[Записи из источника данных]
◇ ◇ ◇ ◇ ◇

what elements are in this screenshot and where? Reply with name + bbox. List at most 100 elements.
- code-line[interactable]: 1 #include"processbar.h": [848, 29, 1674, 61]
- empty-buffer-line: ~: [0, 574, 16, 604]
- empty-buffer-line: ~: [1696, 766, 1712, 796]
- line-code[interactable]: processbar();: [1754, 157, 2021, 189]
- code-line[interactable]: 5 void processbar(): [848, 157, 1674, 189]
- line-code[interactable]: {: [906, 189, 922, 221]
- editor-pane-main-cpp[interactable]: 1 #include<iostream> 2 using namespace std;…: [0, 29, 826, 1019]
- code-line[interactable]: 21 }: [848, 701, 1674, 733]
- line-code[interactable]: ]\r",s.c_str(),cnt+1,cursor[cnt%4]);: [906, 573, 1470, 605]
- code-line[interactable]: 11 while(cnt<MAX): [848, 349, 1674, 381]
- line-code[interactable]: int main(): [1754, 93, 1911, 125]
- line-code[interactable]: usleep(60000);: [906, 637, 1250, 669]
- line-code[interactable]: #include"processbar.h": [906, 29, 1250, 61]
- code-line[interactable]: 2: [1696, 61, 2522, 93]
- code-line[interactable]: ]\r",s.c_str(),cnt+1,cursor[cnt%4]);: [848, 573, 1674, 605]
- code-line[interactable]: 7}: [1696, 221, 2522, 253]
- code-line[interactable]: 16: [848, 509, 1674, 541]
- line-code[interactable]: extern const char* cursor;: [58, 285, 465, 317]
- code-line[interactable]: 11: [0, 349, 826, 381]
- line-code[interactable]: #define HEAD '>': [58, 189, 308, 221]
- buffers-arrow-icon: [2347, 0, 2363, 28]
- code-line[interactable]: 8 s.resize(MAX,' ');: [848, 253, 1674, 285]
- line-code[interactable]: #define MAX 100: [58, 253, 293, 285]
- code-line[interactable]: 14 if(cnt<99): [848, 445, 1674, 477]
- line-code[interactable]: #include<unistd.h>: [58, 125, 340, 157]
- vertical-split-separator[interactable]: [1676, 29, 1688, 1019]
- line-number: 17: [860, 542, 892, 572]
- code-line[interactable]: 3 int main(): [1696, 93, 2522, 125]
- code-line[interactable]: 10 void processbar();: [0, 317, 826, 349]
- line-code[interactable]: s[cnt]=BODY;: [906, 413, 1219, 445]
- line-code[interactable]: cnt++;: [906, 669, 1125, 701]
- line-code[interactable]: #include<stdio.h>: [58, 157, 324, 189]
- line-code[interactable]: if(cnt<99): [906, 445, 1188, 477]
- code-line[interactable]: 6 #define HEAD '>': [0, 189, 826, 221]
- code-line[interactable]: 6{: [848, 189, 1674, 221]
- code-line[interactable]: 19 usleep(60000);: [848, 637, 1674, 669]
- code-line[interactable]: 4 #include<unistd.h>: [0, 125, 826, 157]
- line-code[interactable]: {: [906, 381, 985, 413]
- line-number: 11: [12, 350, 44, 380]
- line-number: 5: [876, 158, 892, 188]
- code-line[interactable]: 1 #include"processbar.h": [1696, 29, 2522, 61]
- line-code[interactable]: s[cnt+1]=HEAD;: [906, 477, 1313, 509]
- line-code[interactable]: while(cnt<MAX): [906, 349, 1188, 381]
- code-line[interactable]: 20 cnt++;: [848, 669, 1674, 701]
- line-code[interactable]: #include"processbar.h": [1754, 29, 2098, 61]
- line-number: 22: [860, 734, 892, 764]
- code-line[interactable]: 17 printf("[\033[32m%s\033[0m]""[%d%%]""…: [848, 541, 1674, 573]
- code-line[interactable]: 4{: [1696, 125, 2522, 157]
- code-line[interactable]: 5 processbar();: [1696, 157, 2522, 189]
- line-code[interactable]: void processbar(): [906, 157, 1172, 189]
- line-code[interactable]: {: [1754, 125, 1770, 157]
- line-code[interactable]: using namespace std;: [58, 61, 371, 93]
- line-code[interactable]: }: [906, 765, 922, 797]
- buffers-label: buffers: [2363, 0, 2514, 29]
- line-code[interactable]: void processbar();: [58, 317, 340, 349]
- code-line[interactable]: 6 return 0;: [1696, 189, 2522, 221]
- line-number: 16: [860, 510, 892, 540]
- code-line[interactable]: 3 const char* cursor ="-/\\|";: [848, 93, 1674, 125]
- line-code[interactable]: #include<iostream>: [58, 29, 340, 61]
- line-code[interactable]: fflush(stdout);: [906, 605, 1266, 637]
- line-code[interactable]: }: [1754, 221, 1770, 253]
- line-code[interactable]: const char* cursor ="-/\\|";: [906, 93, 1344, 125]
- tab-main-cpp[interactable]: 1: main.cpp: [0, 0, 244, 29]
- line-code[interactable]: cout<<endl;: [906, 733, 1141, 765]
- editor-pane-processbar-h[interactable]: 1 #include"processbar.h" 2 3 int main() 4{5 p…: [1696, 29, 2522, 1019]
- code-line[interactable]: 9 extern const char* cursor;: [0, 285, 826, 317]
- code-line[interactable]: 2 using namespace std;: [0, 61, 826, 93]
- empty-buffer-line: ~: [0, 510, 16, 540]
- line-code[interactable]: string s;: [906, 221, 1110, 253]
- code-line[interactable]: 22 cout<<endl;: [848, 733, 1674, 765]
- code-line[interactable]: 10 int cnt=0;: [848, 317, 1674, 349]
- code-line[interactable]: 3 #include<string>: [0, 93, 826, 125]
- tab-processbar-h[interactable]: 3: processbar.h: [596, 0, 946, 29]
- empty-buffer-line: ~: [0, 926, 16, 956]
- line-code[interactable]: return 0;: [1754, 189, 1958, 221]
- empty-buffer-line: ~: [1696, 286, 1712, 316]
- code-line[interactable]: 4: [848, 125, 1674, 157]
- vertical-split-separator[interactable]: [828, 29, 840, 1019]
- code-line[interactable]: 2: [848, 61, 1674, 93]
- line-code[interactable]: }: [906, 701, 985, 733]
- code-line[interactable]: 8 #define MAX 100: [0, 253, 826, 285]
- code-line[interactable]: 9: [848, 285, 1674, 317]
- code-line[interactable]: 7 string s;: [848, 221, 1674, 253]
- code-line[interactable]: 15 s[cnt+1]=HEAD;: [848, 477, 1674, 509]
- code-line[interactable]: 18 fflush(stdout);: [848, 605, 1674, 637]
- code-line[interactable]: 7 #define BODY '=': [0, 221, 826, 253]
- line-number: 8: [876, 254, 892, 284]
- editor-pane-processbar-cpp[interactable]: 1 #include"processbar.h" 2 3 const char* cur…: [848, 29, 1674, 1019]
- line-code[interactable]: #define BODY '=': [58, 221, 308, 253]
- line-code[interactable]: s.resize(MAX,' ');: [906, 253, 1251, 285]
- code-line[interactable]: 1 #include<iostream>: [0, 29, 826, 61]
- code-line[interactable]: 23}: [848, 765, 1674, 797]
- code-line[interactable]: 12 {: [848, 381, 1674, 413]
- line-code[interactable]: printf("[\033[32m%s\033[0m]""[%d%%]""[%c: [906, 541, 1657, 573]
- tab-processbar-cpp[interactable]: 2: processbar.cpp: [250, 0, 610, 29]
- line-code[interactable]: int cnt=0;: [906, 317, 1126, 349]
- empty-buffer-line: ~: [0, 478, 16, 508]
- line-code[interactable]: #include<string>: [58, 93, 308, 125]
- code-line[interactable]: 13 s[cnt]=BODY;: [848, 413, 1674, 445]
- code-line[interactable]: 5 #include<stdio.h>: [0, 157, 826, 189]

◇ ◇ ◇ ◇ ◇

**Порядок выполнения**
Представьте все строки приведенных выше записей в виде JSON-списка строк, где каждой строке соответствует один элемент. Пустые строки не включайте.

**Письменный ответ**
[
  "what elements are in this screenshot and where? Reply with name + bbox. List at most 100 elements.",
  "- code-line[interactable]: 1 #include\"processbar.h\": [848, 29, 1674, 61]",
  "- empty-buffer-line: ~: [0, 574, 16, 604]",
  "- empty-buffer-line: ~: [1696, 766, 1712, 796]",
  "- line-code[interactable]: processbar();: [1754, 157, 2021, 189]",
  "- code-line[interactable]: 5 void processbar(): [848, 157, 1674, 189]",
  "- line-code[interactable]: {: [906, 189, 922, 221]",
  "- editor-pane-main-cpp[interactable]: 1 #include<iostream> 2 using namespace std;…: [0, 29, 826, 1019]",
  "- code-line[interactable]: 21 }: [848, 701, 1674, 733]",
  "- line-code[interactable]: ]\\r\",s.c_str(),cnt+1,cursor[cnt%4]);: [906, 573, 1470, 605]",
  "- code-line[interactable]: 11 while(cnt<MAX): [848, 349, 1674, 381]",
  "- line-code[interactable]: int main(): [1754, 93, 1911, 125]",
  "- line-code[interactable]: usleep(60000);: [906, 637, 1250, 669]",
  "- line-code[interactable]: #include\"processbar.h\": [906, 29, 1250, 61]",
  "- code-line[interactable]: 2: [1696, 61, 2522, 93]",
  "- code-line[interactable]: ]\\r\",s.c_str(),cnt+1,cursor[cnt%4]);: [848, 573, 1674, 605]",
  "- code-line[interactable]: 7}: [1696, 221, 2522, 253]",
  "- code-line[interactable]: 16: [848, 509, 1674, 541]",
  "- line-code[interactable]: extern const char* cursor;: [58, 285, 465, 317]",
  "- code-line[interactable]: 11: [0, 349, 826, 381]",
  "- line-code[interactable]: #define HEAD '>': [58, 189, 308, 221]",
  "- buffers-arrow-icon: [2347, 0, 2363, 28]",
  "- code-line[interactable]: 8 s.resize(MAX,' ');: [848, 253, 1674, 285]",
  "- line-code[interactable]: #define MAX 100: [58, 253, 293, 285]",
  "- code-line[interactable]: 14 if(cnt<99): [848, 445, 1674, 477]",
  "- line-code[interactable]: #include<unistd.h>: [58, 125, 340, 157]",
  "- vertical-split-separator[interactable]: [1676, 29, 1688, 1019]",
  "- line-number: 17: [860, 542, 892, 572]",
  "- code-line[interactable]: 3 int main(): [1696, 93, 2522, 125]",
  "- code-line[interactable]: 10 void processbar();: [0, 317, 826, 349]",
  "- line-code[interactable]: s[cnt]=BODY;: [906, 413, 1219, 445]",
  "- line-code[interactable]: cnt++;: [906, 669, 1125, 701]",
  "- line-code[interactable]: #include<stdio.h>: [58, 157, 324, 189]",
  "- line-code[interactable]: if(cnt<99): [906, 445, 1188, 477]",
  "- code-line[interactable]: 6 #define HEAD '>': [0, 189, 826, 221]",
  "- code-line[interactable]: 6{: [848, 189, 1674, 221]",
  "- code-line[interactable]: 19 usleep(60000);: [848, 637, 1674, 669]",
  "- code-line[interactable]: 4 #include<unistd.h>: [0, 125, 826, 157]",
  "- line-code[interactable]: {: [906, 381, 985, 413]",
  "- line-number: 11: [12, 350, 44, 380]",
  "- line-number: 5: [876, 158, 892, 188]",
  "- code-line[interactable]: 1 #include\"processbar.h\": [1696, 29, 2522, 61]",
  "- line-code[interactable]: s[cnt+1]=HEAD;: [906, 477, 1313, 509]",
  "- line-code[interactable]: while(cnt<MAX): [906, 349, 1188, 381]",
  "- code-line[interactable]: 20 cnt++;: [848, 669, 1674, 701]",
  "- line-code[interactable]: #include\"processbar.h\": [1754, 29, 2098, 61]",
  "- line-number: 22: [860, 734, 892, 764]",
  "- code-line[interactable]: 17 printf(\"[\\033[32m%s\\033[0m]\"\"[%d%%]\"\"…: [848, 541, 1674, 573]",
  "- code-line[interactable]: 4{: [1696, 125, 2522, 157]",
  "- code-line[interactable]: 5 processbar();: [1696, 157, 2522, 189]",
  "- line-code[interactable]: void processbar(): [906, 157, 1172, 189]",
  "- line-code[interactable]: {: [1754, 125, 1770, 157]",
  "- line-code[interactable]: using namespace std;: [58, 61, 371, 93]",
  "- line-code[interactable]: }: [906, 765, 922, 797]",
  "- buffers-label: buffers: [2363, 0, 2514, 29]",
  "- line-code[interactable]: void processbar();: [58, 317, 340, 349]",
  "- code-line[interactable]: 6 return 0;: [1696, 189, 2522, 221]",
  "- line-number: 16: [860, 510, 892, 540]",
  "- code-line[interactable]: 3 const char* cursor =\"-/\\\\|\";: [848, 93, 1674, 125]",
  "- line-code[interactable]: #include<iostream>: [58, 29, 340, 61]",
  "- line-code[interactable]: fflush(stdout);: [906, 605, 1266, 637]",
  "- line-code[interactable]: }: [1754, 221, 1770, 253]",
  "- line-code[interactable]: const char* cursor =\"-/\\\\|\";: [906, 93, 1344, 125]",
  "- tab-main-cpp[interactable]: 1: main.cpp: [0, 0, 244, 29]",
  "- line-code[interactable]: cout<<endl;: [906, 733, 1141, 765]",
  "- editor-pane-processbar-h[interactable]: 1 #include\"processbar.h\" 2 3 int main() 4{5 p…: [1696, 29, 2522, 1019]",
  "- code-line[interactable]: 9 extern const char* cursor;: [0, 285, 826, 317]",
  "- code-line[interactable]: 2 using namespace std;: [0, 61, 826, 93]",
  "- empty-buffer-line: ~: [0, 510, 16, 540]",
  "- line-code[interactable]: string s;: [906, 221, 1110, 253]",
  "- code-line[interactable]: 22 cout<<endl;: [848, 733, 1674, 765]",
  "- code-line[interactable]: 10 int cnt=0;: [848, 317, 1674, 349]",
  "- code-line[interactable]: 3 #include<string>: [0, 93, 826, 125]",
  "- tab-processbar-h[interactable]: 3: processbar.h: [596, 0, 946, 29]",
  "- empty-buffer-line: ~: [0, 926, 16, 956]",
  "- line-code[interactable]: return 0;: [1754, 189, 1958, 221]",
  "- empty-buffer-line: ~: [1696, 286, 1712, 316]",
  "- code-line[interactable]: 4: [848, 125, 1674, 157]",
  "- vertical-split-separator[interactable]: [828, 29, 840, 1019]",
  "- code-line[interactable]: 2: [848, 61, 1674, 93]",
  "- line-code[interactable]: }: [906, 701, 985, 733]",
  "- code-line[interactable]: 8 #define MAX 100: [0, 253, 826, 285]",
  "- code-line[interactable]: 9: [848, 285, 1674, 317]",
  "- code-line[interactable]: 7 string s;: [848, 221, 1674, 253]",
  "- code-line[interactable]: 15 s[cnt+1]=HEAD;: [848, 477, 1674, 509]",
  "- code-line[interactable]: 18 fflush(stdout);: [848, 605, 1674, 637]",
  "- code-line[interactable]: 7 #define BODY '=': [0, 221, 826, 253]",
  "- line-number: 8: [876, 254, 892, 284]",
  "- editor-pane-processbar-cpp[interactable]: 1 #include\"processbar.h\" 2 3 const char* cur…: [848, 29, 1674, 1019]",
  "- line-code[interactable]: #define BODY '=': [58, 221, 308, 253]",
  "- line-code[interactable]: s.resize(MAX,' ');: [906, 253, 1251, 285]",
  "- code-line[interactable]: 1 #include<iostream>: [0, 29, 826, 61]",
  "- code-line[interactable]: 23}: [848, 765, 1674, 797]",
  "- code-line[interactable]: 12 {: [848, 381, 1674, 413]",
  "- line-code[interactable]: printf(\"[\\033[32m%s\\033[0m]\"\"[%d%%]\"\"[%c: [906, 541, 1657, 573]",
  "- tab-processbar-cpp[interactable]: 2: processbar.cpp: [250, 0, 610, 29]",
  "- line-code[interactable]: int cnt=0;: [906, 317, 1126, 349]",
  "- empty-buffer-line: ~: [0, 478, 16, 508]",
  "- line-code[interactable]: #include<string>: [58, 93, 308, 125]",
  "- code-line[interactable]: 13 s[cnt]=BODY;: [848, 413, 1674, 445]",
  "- code-line[interactable]: 5 #include<stdio.h>: [0, 157, 826, 189]"
]